---- Exercise materials

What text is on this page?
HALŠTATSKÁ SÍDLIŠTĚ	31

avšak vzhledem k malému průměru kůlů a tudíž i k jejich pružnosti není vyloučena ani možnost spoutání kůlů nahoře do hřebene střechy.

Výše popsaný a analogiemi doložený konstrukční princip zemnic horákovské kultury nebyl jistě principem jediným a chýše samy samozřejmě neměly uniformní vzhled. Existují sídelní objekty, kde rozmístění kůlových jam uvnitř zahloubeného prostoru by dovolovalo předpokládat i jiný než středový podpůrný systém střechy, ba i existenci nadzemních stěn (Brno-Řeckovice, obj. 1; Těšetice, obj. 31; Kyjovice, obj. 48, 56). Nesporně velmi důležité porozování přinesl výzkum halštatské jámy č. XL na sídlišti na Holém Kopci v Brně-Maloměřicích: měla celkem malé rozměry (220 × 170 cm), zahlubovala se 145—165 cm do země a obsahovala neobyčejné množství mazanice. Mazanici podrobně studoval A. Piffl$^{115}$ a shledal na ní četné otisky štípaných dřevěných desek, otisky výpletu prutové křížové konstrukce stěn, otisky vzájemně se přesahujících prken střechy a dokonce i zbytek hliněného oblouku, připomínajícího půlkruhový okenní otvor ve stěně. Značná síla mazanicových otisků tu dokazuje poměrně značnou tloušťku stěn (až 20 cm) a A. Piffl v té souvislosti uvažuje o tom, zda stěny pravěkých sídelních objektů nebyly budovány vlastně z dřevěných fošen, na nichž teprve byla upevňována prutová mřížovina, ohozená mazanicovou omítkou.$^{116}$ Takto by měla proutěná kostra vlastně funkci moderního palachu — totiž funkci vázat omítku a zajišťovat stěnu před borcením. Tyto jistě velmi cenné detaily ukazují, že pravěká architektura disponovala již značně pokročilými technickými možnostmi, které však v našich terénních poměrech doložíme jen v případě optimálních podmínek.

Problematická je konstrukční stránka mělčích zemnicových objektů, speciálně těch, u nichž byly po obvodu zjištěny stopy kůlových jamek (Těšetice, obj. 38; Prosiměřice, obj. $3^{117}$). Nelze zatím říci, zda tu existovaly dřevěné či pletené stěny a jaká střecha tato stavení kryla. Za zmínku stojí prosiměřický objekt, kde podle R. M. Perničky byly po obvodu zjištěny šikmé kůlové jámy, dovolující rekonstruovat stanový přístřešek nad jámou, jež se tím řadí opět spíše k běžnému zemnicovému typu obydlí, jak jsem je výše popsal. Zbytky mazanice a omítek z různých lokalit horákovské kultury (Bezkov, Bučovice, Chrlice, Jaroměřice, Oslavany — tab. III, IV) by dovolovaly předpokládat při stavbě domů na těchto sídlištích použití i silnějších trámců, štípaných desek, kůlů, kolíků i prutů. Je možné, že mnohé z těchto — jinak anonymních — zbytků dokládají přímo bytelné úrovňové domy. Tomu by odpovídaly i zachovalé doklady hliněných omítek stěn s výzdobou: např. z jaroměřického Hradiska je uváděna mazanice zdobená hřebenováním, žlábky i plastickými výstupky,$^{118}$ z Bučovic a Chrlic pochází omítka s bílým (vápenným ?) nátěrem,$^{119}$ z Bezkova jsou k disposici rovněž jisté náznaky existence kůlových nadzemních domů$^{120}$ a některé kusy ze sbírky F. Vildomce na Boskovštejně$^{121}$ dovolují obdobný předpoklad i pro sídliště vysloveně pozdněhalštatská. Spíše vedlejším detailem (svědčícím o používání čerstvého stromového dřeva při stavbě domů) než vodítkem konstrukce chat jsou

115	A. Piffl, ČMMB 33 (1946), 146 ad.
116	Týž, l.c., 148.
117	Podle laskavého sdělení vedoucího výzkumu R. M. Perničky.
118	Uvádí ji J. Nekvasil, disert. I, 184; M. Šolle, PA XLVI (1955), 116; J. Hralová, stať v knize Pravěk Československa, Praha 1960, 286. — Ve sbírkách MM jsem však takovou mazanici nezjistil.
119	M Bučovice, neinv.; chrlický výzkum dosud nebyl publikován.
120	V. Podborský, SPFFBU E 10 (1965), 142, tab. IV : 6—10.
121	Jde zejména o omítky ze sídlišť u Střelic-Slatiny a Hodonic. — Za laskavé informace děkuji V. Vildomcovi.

--------

The request:
Every record should be repeated exactly; please leave none out.

Output below:
What text is on this page?
HALŠTATSKÁ SÍDLIŠTĚ	31

avšak vzhledem k malému průměru kůlů a tudíž i k jejich pružnosti není vyloučena ani možnost spoutání kůlů nahoře do hřebene střechy.

Výše popsaný a analogiemi doložený konstrukční princip zemnic horákovské kultury nebyl jistě principem jediným a chýše samy samozřejmě neměly uniformní vzhled. Existují sídelní objekty, kde rozmístění kůlových jam uvnitř zahloubeného prostoru by dovolovalo předpokládat i jiný než středový podpůrný systém střechy, ba i existenci nadzemních stěn (Brno-Řeckovice, obj. 1; Těšetice, obj. 31; Kyjovice, obj. 48, 56). Nesporně velmi důležité porozování přinesl výzkum halštatské jámy č. XL na sídlišti na Holém Kopci v Brně-Maloměřicích: měla celkem malé rozměry (220 × 170 cm), zahlubovala se 145—165 cm do země a obsahovala neobyčejné množství mazanice. Mazanici podrobně studoval A. Piffl$^{115}$ a shledal na ní četné otisky štípaných dřevěných desek, otisky výpletu prutové křížové konstrukce stěn, otisky vzájemně se přesahujících prken střechy a dokonce i zbytek hliněného oblouku, připomínajícího půlkruhový okenní otvor ve stěně. Značná síla mazanicových otisků tu dokazuje poměrně značnou tloušťku stěn (až 20 cm) a A. Piffl v té souvislosti uvažuje o tom, zda stěny pravěkých sídelních objektů nebyly budovány vlastně z dřevěných fošen, na nichž teprve byla upevňována prutová mřížovina, ohozená mazanicovou omítkou.$^{116}$ Takto by měla proutěná kostra vlastně funkci moderního palachu — totiž funkci vázat omítku a zajišťovat stěnu před borcením. Tyto jistě velmi cenné detaily ukazují, že pravěká architektura disponovala již značně pokročilými technickými možnostmi, které však v našich terénních poměrech doložíme jen v případě optimálních podmínek.

Problematická je konstrukční stránka mělčích zemnicových objektů, speciálně těch, u nichž byly po obvodu zjištěny stopy kůlových jamek (Těšetice, obj. 38; Prosiměřice, obj. $3^{117}$). Nelze zatím říci, zda tu existovaly dřevěné či pletené stěny a jaká střecha tato stavení kryla. Za zmínku stojí prosiměřický objekt, kde podle R. M. Perničky byly po obvodu zjištěny šikmé kůlové jámy, dovolující rekonstruovat stanový přístřešek nad jámou, jež se tím řadí opět spíše k běžnému zemnicovému typu obydlí, jak jsem je výše popsal. Zbytky mazanice a omítek z různých lokalit horákovské kultury (Bezkov, Bučovice, Chrlice, Jaroměřice, Oslavany — tab. III, IV) by dovolovaly předpokládat při stavbě domů na těchto sídlištích použití i silnějších trámců, štípaných desek, kůlů, kolíků i prutů. Je možné, že mnohé z těchto — jinak anonymních — zbytků dokládají přímo bytelné úrovňové domy. Tomu by odpovídaly i zachovalé doklady hliněných omítek stěn s výzdobou: např. z jaroměřického Hradiska je uváděna mazanice zdobená hřebenováním, žlábky i plastickými výstupky,$^{118}$ z Bučovic a Chrlic pochází omítka s bílým (vápenným ?) nátěrem,$^{119}$ z Bezkova jsou k disposici rovněž jisté náznaky existence kůlových nadzemních domů$^{120}$ a některé kusy ze sbírky F. Vildomce na Boskovštejně$^{121}$ dovolují obdobný předpoklad i pro sídliště vysloveně pozdněhalštatská. Spíše vedlejším detailem (svědčícím o používání čerstvého stromového dřeva při stavbě domů) než vodítkem konstrukce chat jsou

115	A. Piffl, ČMMB 33 (1946), 146 ad.
116	Týž, l.c., 148.
117	Podle laskavého sdělení vedoucího výzkumu R. M. Perničky.
118	Uvádí ji J. Nekvasil, disert. I, 184; M. Šolle, PA XLVI (1955), 116; J. Hralová, stať v knize Pravěk Československa, Praha 1960, 286. — Ve sbírkách MM jsem však takovou mazanici nezjistil.
119	M Bučovice, neinv.; chrlický výzkum dosud nebyl publikován.
120	V. Podborský, SPFFBU E 10 (1965), 142, tab. IV : 6—10.
121	Jde zejména o omítky ze sídlišť u Střelic-Slatiny a Hodonic. — Za laskavé informace děkuji V. Vildomcovi.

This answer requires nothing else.